Extracted records:
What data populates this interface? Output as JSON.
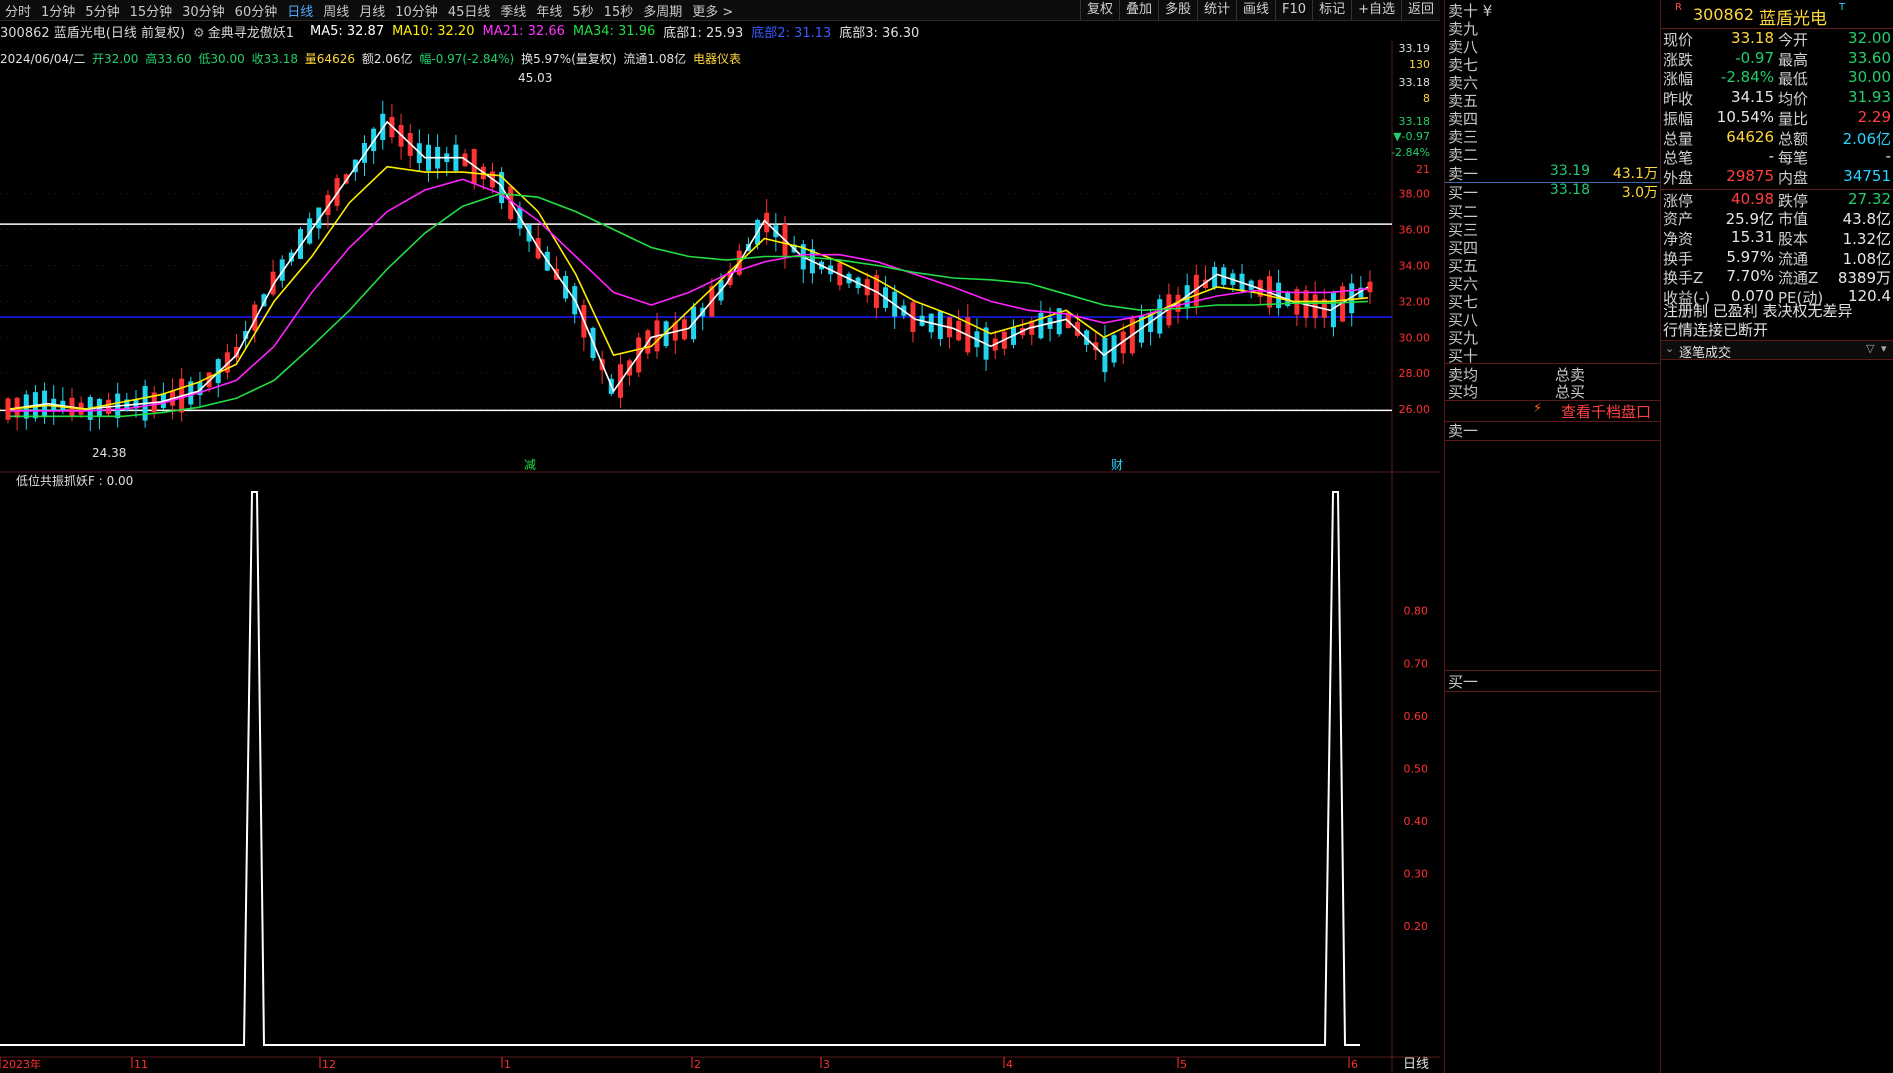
{
  "toolbar": {
    "timeframes": [
      "分时",
      "1分钟",
      "5分钟",
      "15分钟",
      "30分钟",
      "60分钟",
      "日线",
      "周线",
      "月线",
      "10分钟",
      "45日线",
      "季线",
      "年线",
      "5秒",
      "15秒",
      "多周期",
      "更多 >"
    ],
    "active_index": 6,
    "right_tools": [
      "复权",
      "叠加",
      "多股",
      "统计",
      "画线",
      "F10",
      "标记",
      "+自选",
      "返回"
    ]
  },
  "info": {
    "code_name": "300862 蓝盾光电(日线 前复权)",
    "indicator_name": "金典寻龙傲妖1",
    "ma5": "MA5: 32.87",
    "ma10": "MA10: 32.20",
    "ma21": "MA21: 32.66",
    "ma34": "MA34: 31.96",
    "bottom1": "底部1: 25.93",
    "bottom2": "底部2: 31.13",
    "bottom3": "底部3: 36.30"
  },
  "ohlc": {
    "date": "2024/06/04/二",
    "open": "开32.00",
    "high": "高33.60",
    "low": "低30.00",
    "close": "收33.18",
    "volume": "量64626",
    "amount": "额2.06亿",
    "change": "幅-0.97(-2.84%)",
    "turnover": "换5.97%(量复权)",
    "float": "流通1.08亿",
    "sector": "电器仪表"
  },
  "axis": {
    "price_ticks": [
      "38.00",
      "36.00",
      "34.00",
      "32.00",
      "30.00",
      "28.00",
      "26.00"
    ],
    "right_quote": [
      "33.19",
      "130",
      "33.18",
      "8",
      "33.18",
      "▼-0.97",
      "-2.84%",
      "21"
    ],
    "indicator_ticks": [
      "0.80",
      "0.70",
      "0.60",
      "0.50",
      "0.40",
      "0.30",
      "0.20"
    ],
    "date_labels": [
      "2023年",
      "11",
      "12",
      "1",
      "2",
      "3",
      "4",
      "5",
      "6"
    ],
    "period_label": "日线"
  },
  "chart_labels": {
    "high_mark": "45.03",
    "low_mark": "24.38",
    "signal_a": "减",
    "signal_b": "财",
    "indicator_title": "低位共振抓妖F : 0.00"
  },
  "chart_data": {
    "type": "line",
    "x": [
      "2023-10",
      "2023-11",
      "2023-12",
      "2024-01",
      "2024-02",
      "2024-03",
      "2024-04",
      "2024-05",
      "2024-06"
    ],
    "price_range": [
      24.38,
      45.03
    ],
    "levels": [
      {
        "name": "底部1",
        "value": 25.93,
        "color": "#ffffff"
      },
      {
        "name": "底部2",
        "value": 31.13,
        "color": "#1a1aff"
      },
      {
        "name": "底部3",
        "value": 36.3,
        "color": "#ffffff"
      }
    ],
    "series": [
      {
        "name": "MA5",
        "color": "#ffffff",
        "values": [
          26.0,
          26.3,
          26.0,
          26.2,
          26.4,
          27.0,
          29.0,
          33.0,
          36.0,
          39.0,
          42.0,
          40.0,
          40.0,
          38.5,
          35.0,
          32.0,
          27.0,
          30.0,
          30.5,
          33.0,
          36.5,
          34.5,
          33.5,
          32.5,
          31.0,
          30.5,
          29.5,
          30.5,
          31.0,
          29.0,
          30.5,
          32.0,
          33.5,
          32.8,
          32.0,
          31.5,
          32.8
        ]
      },
      {
        "name": "MA10",
        "color": "#ffee00",
        "values": [
          26.0,
          26.2,
          26.0,
          26.4,
          26.8,
          27.5,
          28.5,
          32.0,
          34.5,
          37.5,
          39.5,
          39.2,
          39.2,
          39.0,
          37.0,
          33.5,
          29.0,
          29.5,
          31.5,
          33.5,
          35.5,
          35.0,
          34.2,
          33.2,
          32.0,
          31.2,
          30.2,
          30.8,
          31.5,
          30.0,
          31.0,
          32.0,
          32.8,
          32.5,
          32.0,
          32.0,
          32.2
        ]
      },
      {
        "name": "MA21",
        "color": "#ff22ff",
        "values": [
          25.9,
          25.9,
          25.9,
          26.0,
          26.3,
          26.9,
          27.6,
          29.5,
          32.5,
          35.0,
          37.0,
          38.2,
          38.8,
          38.0,
          36.5,
          34.5,
          32.5,
          31.8,
          32.5,
          33.5,
          34.2,
          34.6,
          34.6,
          34.2,
          33.5,
          32.8,
          32.0,
          31.5,
          31.3,
          30.8,
          31.2,
          31.8,
          32.3,
          32.6,
          32.5,
          32.5,
          32.7
        ]
      },
      {
        "name": "MA34",
        "color": "#22dd44",
        "values": [
          25.6,
          25.6,
          25.6,
          25.6,
          25.8,
          26.1,
          26.6,
          27.6,
          29.5,
          31.5,
          33.8,
          35.8,
          37.3,
          38.0,
          37.8,
          37.0,
          36.0,
          35.0,
          34.5,
          34.3,
          34.5,
          34.5,
          34.3,
          34.0,
          33.6,
          33.3,
          33.2,
          33.0,
          32.4,
          31.8,
          31.5,
          31.6,
          31.8,
          31.8,
          31.9,
          31.9,
          32.0
        ]
      }
    ],
    "indicator": {
      "name": "低位共振抓妖F",
      "spikes": [
        1,
        1
      ],
      "baseline": 0
    }
  },
  "orderbook": {
    "sell_labels": [
      "卖十 ¥",
      "卖九",
      "卖八",
      "卖七",
      "卖六",
      "卖五",
      "卖四",
      "卖三",
      "卖二"
    ],
    "sell1": {
      "label": "卖一",
      "price": "33.19",
      "vol": "43.1万"
    },
    "buy1": {
      "label": "买一",
      "price": "33.18",
      "vol": "3.0万"
    },
    "buy_labels": [
      "买二",
      "买三",
      "买四",
      "买五",
      "买六",
      "买七",
      "买八",
      "买九",
      "买十"
    ],
    "avg": [
      {
        "l": "卖均",
        "r": "总卖"
      },
      {
        "l": "买均",
        "r": "总买"
      }
    ],
    "view_link": "查看千档盘口",
    "lower_sell": "卖一",
    "lower_buy": "买一"
  },
  "quote": {
    "badge": "R",
    "code": "300862",
    "name": "蓝盾光电",
    "rows": [
      [
        "现价",
        "33.18",
        "今开",
        "32.00"
      ],
      [
        "涨跌",
        "-0.97",
        "最高",
        "33.60"
      ],
      [
        "涨幅",
        "-2.84%",
        "最低",
        "30.00"
      ],
      [
        "昨收",
        "34.15",
        "均价",
        "31.93"
      ],
      [
        "振幅",
        "10.54%",
        "量比",
        "2.29"
      ],
      [
        "总量",
        "64626",
        "总额",
        "2.06亿"
      ],
      [
        "总笔",
        "-",
        "每笔",
        "-"
      ],
      [
        "外盘",
        "29875",
        "内盘",
        "34751"
      ],
      [
        "涨停",
        "40.98",
        "跌停",
        "27.32"
      ],
      [
        "资产",
        "25.9亿",
        "市值",
        "43.8亿"
      ],
      [
        "净资",
        "15.31",
        "股本",
        "1.32亿"
      ],
      [
        "换手",
        "5.97%",
        "流通",
        "1.08亿"
      ],
      [
        "换手Z",
        "7.70%",
        "流通Z",
        "8389万"
      ],
      [
        "收益(-)",
        "0.070",
        "PE(动)",
        "120.4"
      ]
    ],
    "note1": "注册制 已盈利 表决权无差异",
    "note2": "行情连接已断开",
    "tick_title": "逐笔成交"
  },
  "colors": {
    "up": "#ff3333",
    "down": "#22d4ee",
    "price_green": "#22c97a",
    "volume_yellow": "#ffd83c"
  }
}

Short exercise: Using the records above, retype everything exactly except the pictures.

Solution:
What data populates this interface? Output as JSON.
{
  "toolbar": {
    "timeframes": [
      "分时",
      "1分钟",
      "5分钟",
      "15分钟",
      "30分钟",
      "60分钟",
      "日线",
      "周线",
      "月线",
      "10分钟",
      "45日线",
      "季线",
      "年线",
      "5秒",
      "15秒",
      "多周期",
      "更多 >"
    ],
    "active_index": 6,
    "right_tools": [
      "复权",
      "叠加",
      "多股",
      "统计",
      "画线",
      "F10",
      "标记",
      "+自选",
      "返回"
    ]
  },
  "info": {
    "code_name": "300862 蓝盾光电(日线 前复权)",
    "indicator_name": "金典寻龙傲妖1",
    "ma5": "MA5: 32.87",
    "ma10": "MA10: 32.20",
    "ma21": "MA21: 32.66",
    "ma34": "MA34: 31.96",
    "bottom1": "底部1: 25.93",
    "bottom2": "底部2: 31.13",
    "bottom3": "底部3: 36.30"
  },
  "ohlc": {
    "date": "2024/06/04/二",
    "open": "开32.00",
    "high": "高33.60",
    "low": "低30.00",
    "close": "收33.18",
    "volume": "量64626",
    "amount": "额2.06亿",
    "change": "幅-0.97(-2.84%)",
    "turnover": "换5.97%(量复权)",
    "float": "流通1.08亿",
    "sector": "电器仪表"
  },
  "axis": {
    "price_ticks": [
      "38.00",
      "36.00",
      "34.00",
      "32.00",
      "30.00",
      "28.00",
      "26.00"
    ],
    "right_quote": [
      "33.19",
      "130",
      "33.18",
      "8",
      "33.18",
      "▼-0.97",
      "-2.84%",
      "21"
    ],
    "indicator_ticks": [
      "0.80",
      "0.70",
      "0.60",
      "0.50",
      "0.40",
      "0.30",
      "0.20"
    ],
    "date_labels": [
      "2023年",
      "11",
      "12",
      "1",
      "2",
      "3",
      "4",
      "5",
      "6"
    ],
    "period_label": "日线"
  },
  "chart_labels": {
    "high_mark": "45.03",
    "low_mark": "24.38",
    "signal_a": "减",
    "signal_b": "财",
    "indicator_title": "低位共振抓妖F : 0.00"
  },
  "chart_data": {
    "type": "line",
    "x": [
      "2023-10",
      "2023-11",
      "2023-12",
      "2024-01",
      "2024-02",
      "2024-03",
      "2024-04",
      "2024-05",
      "2024-06"
    ],
    "price_range": [
      24.38,
      45.03
    ],
    "levels": [
      {
        "name": "底部1",
        "value": 25.93,
        "color": "#ffffff"
      },
      {
        "name": "底部2",
        "value": 31.13,
        "color": "#1a1aff"
      },
      {
        "name": "底部3",
        "value": 36.3,
        "color": "#ffffff"
      }
    ],
    "series": [
      {
        "name": "MA5",
        "color": "#ffffff",
        "values": [
          26.0,
          26.3,
          26.0,
          26.2,
          26.4,
          27.0,
          29.0,
          33.0,
          36.0,
          39.0,
          42.0,
          40.0,
          40.0,
          38.5,
          35.0,
          32.0,
          27.0,
          30.0,
          30.5,
          33.0,
          36.5,
          34.5,
          33.5,
          32.5,
          31.0,
          30.5,
          29.5,
          30.5,
          31.0,
          29.0,
          30.5,
          32.0,
          33.5,
          32.8,
          32.0,
          31.5,
          32.8
        ]
      },
      {
        "name": "MA10",
        "color": "#ffee00",
        "values": [
          26.0,
          26.2,
          26.0,
          26.4,
          26.8,
          27.5,
          28.5,
          32.0,
          34.5,
          37.5,
          39.5,
          39.2,
          39.2,
          39.0,
          37.0,
          33.5,
          29.0,
          29.5,
          31.5,
          33.5,
          35.5,
          35.0,
          34.2,
          33.2,
          32.0,
          31.2,
          30.2,
          30.8,
          31.5,
          30.0,
          31.0,
          32.0,
          32.8,
          32.5,
          32.0,
          32.0,
          32.2
        ]
      },
      {
        "name": "MA21",
        "color": "#ff22ff",
        "values": [
          25.9,
          25.9,
          25.9,
          26.0,
          26.3,
          26.9,
          27.6,
          29.5,
          32.5,
          35.0,
          37.0,
          38.2,
          38.8,
          38.0,
          36.5,
          34.5,
          32.5,
          31.8,
          32.5,
          33.5,
          34.2,
          34.6,
          34.6,
          34.2,
          33.5,
          32.8,
          32.0,
          31.5,
          31.3,
          30.8,
          31.2,
          31.8,
          32.3,
          32.6,
          32.5,
          32.5,
          32.7
        ]
      },
      {
        "name": "MA34",
        "color": "#22dd44",
        "values": [
          25.6,
          25.6,
          25.6,
          25.6,
          25.8,
          26.1,
          26.6,
          27.6,
          29.5,
          31.5,
          33.8,
          35.8,
          37.3,
          38.0,
          37.8,
          37.0,
          36.0,
          35.0,
          34.5,
          34.3,
          34.5,
          34.5,
          34.3,
          34.0,
          33.6,
          33.3,
          33.2,
          33.0,
          32.4,
          31.8,
          31.5,
          31.6,
          31.8,
          31.8,
          31.9,
          31.9,
          32.0
        ]
      }
    ],
    "indicator": {
      "name": "低位共振抓妖F",
      "spikes": [
        1,
        1
      ],
      "baseline": 0
    }
  },
  "orderbook": {
    "sell_labels": [
      "卖十 ¥",
      "卖九",
      "卖八",
      "卖七",
      "卖六",
      "卖五",
      "卖四",
      "卖三",
      "卖二"
    ],
    "sell1": {
      "label": "卖一",
      "price": "33.19",
      "vol": "43.1万"
    },
    "buy1": {
      "label": "买一",
      "price": "33.18",
      "vol": "3.0万"
    },
    "buy_labels": [
      "买二",
      "买三",
      "买四",
      "买五",
      "买六",
      "买七",
      "买八",
      "买九",
      "买十"
    ],
    "avg": [
      {
        "l": "卖均",
        "r": "总卖"
      },
      {
        "l": "买均",
        "r": "总买"
      }
    ],
    "view_link": "查看千档盘口",
    "lower_sell": "卖一",
    "lower_buy": "买一"
  },
  "quote": {
    "badge": "R",
    "code": "300862",
    "name": "蓝盾光电",
    "rows": [
      [
        "现价",
        "33.18",
        "今开",
        "32.00"
      ],
      [
        "涨跌",
        "-0.97",
        "最高",
        "33.60"
      ],
      [
        "涨幅",
        "-2.84%",
        "最低",
        "30.00"
      ],
      [
        "昨收",
        "34.15",
        "均价",
        "31.93"
      ],
      [
        "振幅",
        "10.54%",
        "量比",
        "2.29"
      ],
      [
        "总量",
        "64626",
        "总额",
        "2.06亿"
      ],
      [
        "总笔",
        "-",
        "每笔",
        "-"
      ],
      [
        "外盘",
        "29875",
        "内盘",
        "34751"
      ],
      [
        "涨停",
        "40.98",
        "跌停",
        "27.32"
      ],
      [
        "资产",
        "25.9亿",
        "市值",
        "43.8亿"
      ],
      [
        "净资",
        "15.31",
        "股本",
        "1.32亿"
      ],
      [
        "换手",
        "5.97%",
        "流通",
        "1.08亿"
      ],
      [
        "换手Z",
        "7.70%",
        "流通Z",
        "8389万"
      ],
      [
        "收益(-)",
        "0.070",
        "PE(动)",
        "120.4"
      ]
    ],
    "note1": "注册制 已盈利 表决权无差异",
    "note2": "行情连接已断开",
    "tick_title": "逐笔成交"
  },
  "colors": {
    "up": "#ff3333",
    "down": "#22d4ee",
    "price_green": "#22c97a",
    "volume_yellow": "#ffd83c"
  }
}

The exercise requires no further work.